* BEGIN *

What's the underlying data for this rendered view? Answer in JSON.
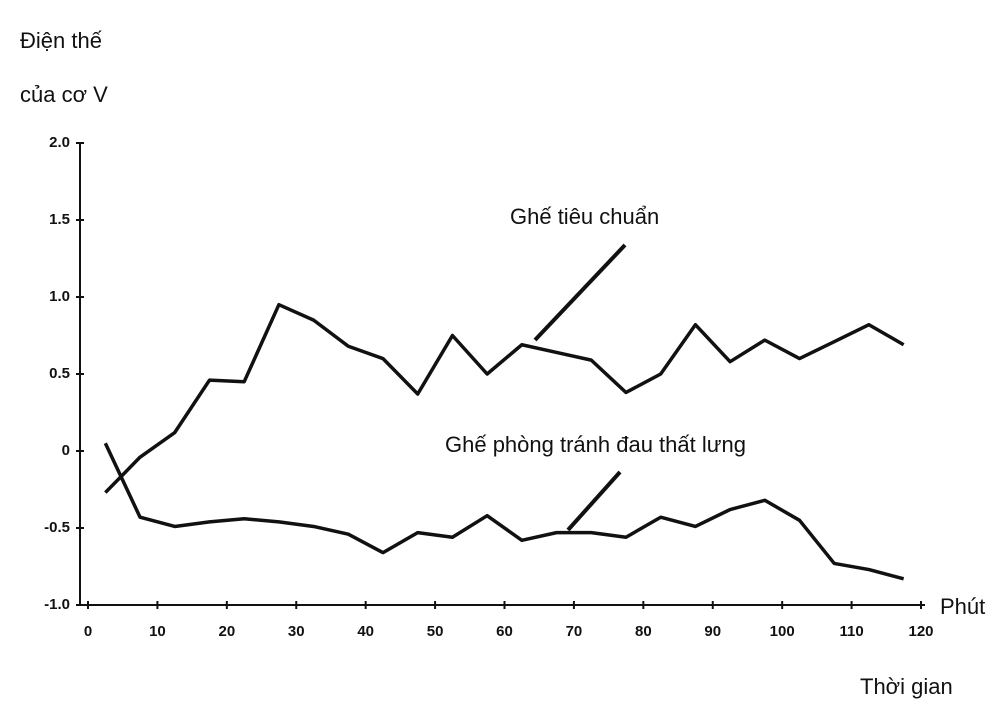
{
  "chart_data": {
    "type": "line",
    "y_label_lines": [
      "Điện thế",
      "của cơ V"
    ],
    "x_unit": "Phút",
    "x_label": "Thời gian",
    "x": [
      2.5,
      7.5,
      12.5,
      17.5,
      22.5,
      27.5,
      32.5,
      37.5,
      42.5,
      47.5,
      52.5,
      57.5,
      62.5,
      67.5,
      72.5,
      77.5,
      82.5,
      87.5,
      92.5,
      97.5,
      102.5,
      107.5,
      112.5,
      117.5
    ],
    "series": [
      {
        "name": "Ghế tiêu chuẩn",
        "color": "#111111",
        "values": [
          -0.27,
          -0.04,
          0.12,
          0.46,
          0.45,
          0.95,
          0.85,
          0.68,
          0.6,
          0.37,
          0.75,
          0.5,
          0.69,
          0.64,
          0.59,
          0.38,
          0.5,
          0.82,
          0.58,
          0.72,
          0.6,
          0.71,
          0.82,
          0.69
        ]
      },
      {
        "name": "Ghế phòng tránh đau thất lưng",
        "color": "#111111",
        "values": [
          0.05,
          -0.43,
          -0.49,
          -0.46,
          -0.44,
          -0.46,
          -0.49,
          -0.54,
          -0.66,
          -0.53,
          -0.56,
          -0.42,
          -0.58,
          -0.53,
          -0.53,
          -0.56,
          -0.43,
          -0.49,
          -0.38,
          -0.32,
          -0.45,
          -0.73,
          -0.77,
          -0.83
        ]
      }
    ],
    "xlim": [
      0,
      120
    ],
    "xticks": [
      0,
      10,
      20,
      30,
      40,
      50,
      60,
      70,
      80,
      90,
      100,
      110,
      120
    ],
    "ylim": [
      -1,
      2
    ],
    "yticks": [
      {
        "value": 2,
        "label": "2.0"
      },
      {
        "value": 1.5,
        "label": "1.5"
      },
      {
        "value": 1,
        "label": "1.0"
      },
      {
        "value": 0.5,
        "label": "0.5"
      },
      0,
      {
        "value": -0.5,
        "label": "-0.5"
      },
      {
        "value": -1,
        "label": "-1.0"
      }
    ]
  }
}
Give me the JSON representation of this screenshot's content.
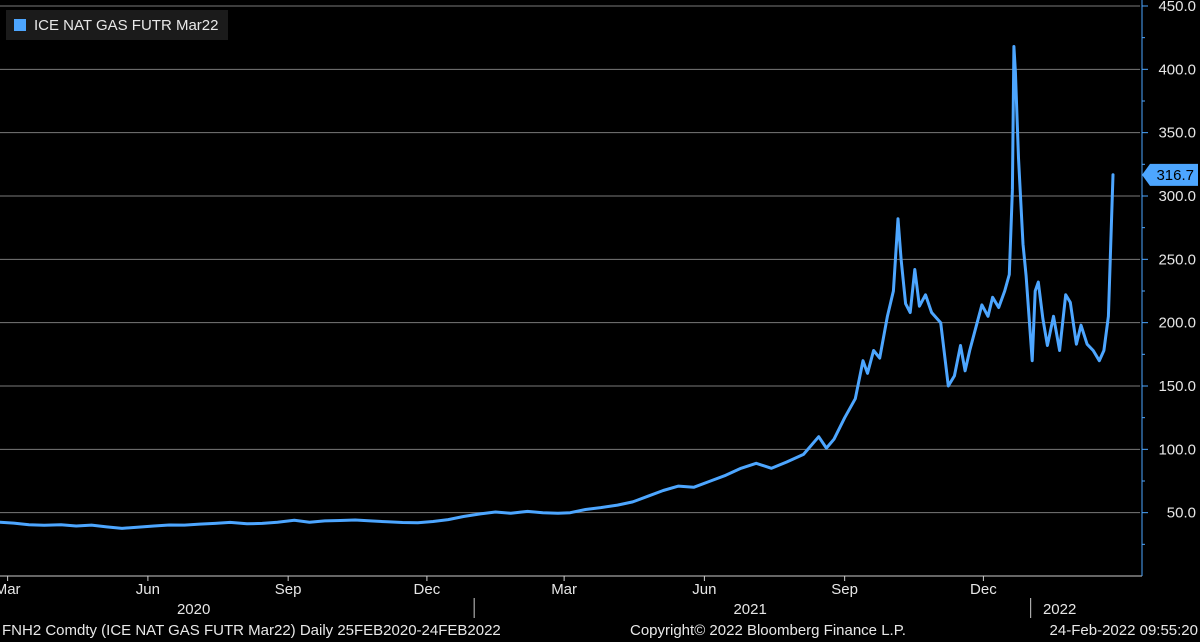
{
  "legend": {
    "label": "ICE NAT GAS FUTR Mar22",
    "color": "#4da6ff"
  },
  "footer": {
    "left": "FNH2 Comdty (ICE NAT GAS FUTR  Mar22)  Daily 25FEB2020-24FEB2022",
    "center": "Copyright© 2022 Bloomberg Finance L.P.",
    "right": "24-Feb-2022 09:55:20"
  },
  "chart_data": {
    "type": "line",
    "title": "",
    "xlabel": "",
    "ylabel": "",
    "ylim": [
      0,
      450
    ],
    "yticks": [
      50,
      100,
      150,
      200,
      250,
      300,
      350,
      400,
      450
    ],
    "ytick_labels": [
      "50.0",
      "100.0",
      "150.0",
      "200.0",
      "250.0",
      "300.0",
      "350.0",
      "400.0",
      "450.0"
    ],
    "grid": true,
    "legend_position": "top-left",
    "x_range": [
      "2020-02-25",
      "2022-02-24"
    ],
    "month_ticks": [
      {
        "date": "2020-03-01",
        "label": "Mar"
      },
      {
        "date": "2020-06-01",
        "label": "Jun"
      },
      {
        "date": "2020-09-01",
        "label": "Sep"
      },
      {
        "date": "2020-12-01",
        "label": "Dec"
      },
      {
        "date": "2021-03-01",
        "label": "Mar"
      },
      {
        "date": "2021-06-01",
        "label": "Jun"
      },
      {
        "date": "2021-09-01",
        "label": "Sep"
      },
      {
        "date": "2021-12-01",
        "label": "Dec"
      }
    ],
    "year_ticks": [
      {
        "date": "2020-07-01",
        "label": "2020"
      },
      {
        "date": "2021-07-01",
        "label": "2021"
      },
      {
        "date": "2022-01-20",
        "label": "2022"
      }
    ],
    "year_separators": [
      "2021-01-01",
      "2022-01-01"
    ],
    "last_value": {
      "value": 316.7,
      "label": "316.7"
    },
    "series": [
      {
        "name": "ICE NAT GAS FUTR Mar22",
        "color": "#4da6ff",
        "points": [
          [
            "2020-02-25",
            42.5
          ],
          [
            "2020-03-05",
            41.8
          ],
          [
            "2020-03-15",
            40.5
          ],
          [
            "2020-03-25",
            40.0
          ],
          [
            "2020-04-05",
            40.5
          ],
          [
            "2020-04-15",
            39.5
          ],
          [
            "2020-04-25",
            40.2
          ],
          [
            "2020-05-05",
            38.8
          ],
          [
            "2020-05-15",
            37.6
          ],
          [
            "2020-05-25",
            38.5
          ],
          [
            "2020-06-05",
            39.5
          ],
          [
            "2020-06-15",
            40.3
          ],
          [
            "2020-06-25",
            40.2
          ],
          [
            "2020-07-05",
            41.0
          ],
          [
            "2020-07-15",
            41.5
          ],
          [
            "2020-07-25",
            42.3
          ],
          [
            "2020-08-05",
            41.2
          ],
          [
            "2020-08-15",
            41.5
          ],
          [
            "2020-08-25",
            42.5
          ],
          [
            "2020-09-05",
            44.0
          ],
          [
            "2020-09-15",
            42.5
          ],
          [
            "2020-09-25",
            43.5
          ],
          [
            "2020-10-05",
            43.8
          ],
          [
            "2020-10-15",
            44.2
          ],
          [
            "2020-10-25",
            43.5
          ],
          [
            "2020-11-05",
            42.8
          ],
          [
            "2020-11-15",
            42.2
          ],
          [
            "2020-11-25",
            42.0
          ],
          [
            "2020-12-05",
            43.0
          ],
          [
            "2020-12-15",
            44.5
          ],
          [
            "2020-12-25",
            47.0
          ],
          [
            "2021-01-05",
            49.0
          ],
          [
            "2021-01-15",
            50.5
          ],
          [
            "2021-01-25",
            49.5
          ],
          [
            "2021-02-05",
            51.0
          ],
          [
            "2021-02-15",
            50.0
          ],
          [
            "2021-02-25",
            49.5
          ],
          [
            "2021-03-05",
            50.0
          ],
          [
            "2021-03-15",
            52.5
          ],
          [
            "2021-03-25",
            54.0
          ],
          [
            "2021-04-05",
            56.0
          ],
          [
            "2021-04-15",
            58.5
          ],
          [
            "2021-04-25",
            63.0
          ],
          [
            "2021-05-05",
            67.5
          ],
          [
            "2021-05-15",
            71.0
          ],
          [
            "2021-05-25",
            70.0
          ],
          [
            "2021-06-05",
            75.0
          ],
          [
            "2021-06-15",
            79.5
          ],
          [
            "2021-06-25",
            85.0
          ],
          [
            "2021-07-05",
            89.0
          ],
          [
            "2021-07-15",
            85.0
          ],
          [
            "2021-07-25",
            90.0
          ],
          [
            "2021-08-05",
            96.0
          ],
          [
            "2021-08-15",
            110.0
          ],
          [
            "2021-08-20",
            101.0
          ],
          [
            "2021-08-25",
            108.0
          ],
          [
            "2021-09-01",
            125.0
          ],
          [
            "2021-09-08",
            140.0
          ],
          [
            "2021-09-13",
            170.0
          ],
          [
            "2021-09-16",
            160.0
          ],
          [
            "2021-09-20",
            178.0
          ],
          [
            "2021-09-24",
            172.0
          ],
          [
            "2021-09-29",
            205.0
          ],
          [
            "2021-10-03",
            225.0
          ],
          [
            "2021-10-06",
            282.0
          ],
          [
            "2021-10-08",
            250.0
          ],
          [
            "2021-10-11",
            215.0
          ],
          [
            "2021-10-14",
            208.0
          ],
          [
            "2021-10-17",
            242.0
          ],
          [
            "2021-10-20",
            213.0
          ],
          [
            "2021-10-24",
            222.0
          ],
          [
            "2021-10-28",
            208.0
          ],
          [
            "2021-11-03",
            200.0
          ],
          [
            "2021-11-08",
            150.0
          ],
          [
            "2021-11-12",
            158.0
          ],
          [
            "2021-11-16",
            182.0
          ],
          [
            "2021-11-19",
            162.0
          ],
          [
            "2021-11-22",
            178.0
          ],
          [
            "2021-11-26",
            196.0
          ],
          [
            "2021-11-30",
            214.0
          ],
          [
            "2021-12-04",
            205.0
          ],
          [
            "2021-12-07",
            220.0
          ],
          [
            "2021-12-11",
            212.0
          ],
          [
            "2021-12-15",
            225.0
          ],
          [
            "2021-12-18",
            238.0
          ],
          [
            "2021-12-20",
            305.0
          ],
          [
            "2021-12-21",
            418.0
          ],
          [
            "2021-12-22",
            398.0
          ],
          [
            "2021-12-24",
            330.0
          ],
          [
            "2021-12-27",
            262.0
          ],
          [
            "2021-12-29",
            237.0
          ],
          [
            "2022-01-02",
            170.0
          ],
          [
            "2022-01-04",
            225.0
          ],
          [
            "2022-01-06",
            232.0
          ],
          [
            "2022-01-09",
            203.0
          ],
          [
            "2022-01-12",
            182.0
          ],
          [
            "2022-01-16",
            205.0
          ],
          [
            "2022-01-20",
            178.0
          ],
          [
            "2022-01-24",
            222.0
          ],
          [
            "2022-01-27",
            216.0
          ],
          [
            "2022-01-31",
            183.0
          ],
          [
            "2022-02-03",
            198.0
          ],
          [
            "2022-02-07",
            183.0
          ],
          [
            "2022-02-11",
            178.0
          ],
          [
            "2022-02-15",
            170.0
          ],
          [
            "2022-02-18",
            178.0
          ],
          [
            "2022-02-21",
            205.0
          ],
          [
            "2022-02-24",
            316.7
          ]
        ]
      }
    ]
  }
}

* END *

-- Task --
Looking at the data above, show all lines where the word "date" occurs.

-- Task result --
        "date": "2020-03-01",
        "date": "2020-06-01",
        "date": "2020-09-01",
        "date": "2020-12-01",
        "date": "2021-03-01",
        "date": "2021-06-01",
        "date": "2021-09-01",
        "date": "2021-12-01",
        "date": "2020-07-01",
        "date": "2021-07-01",
        "date": "2022-01-20",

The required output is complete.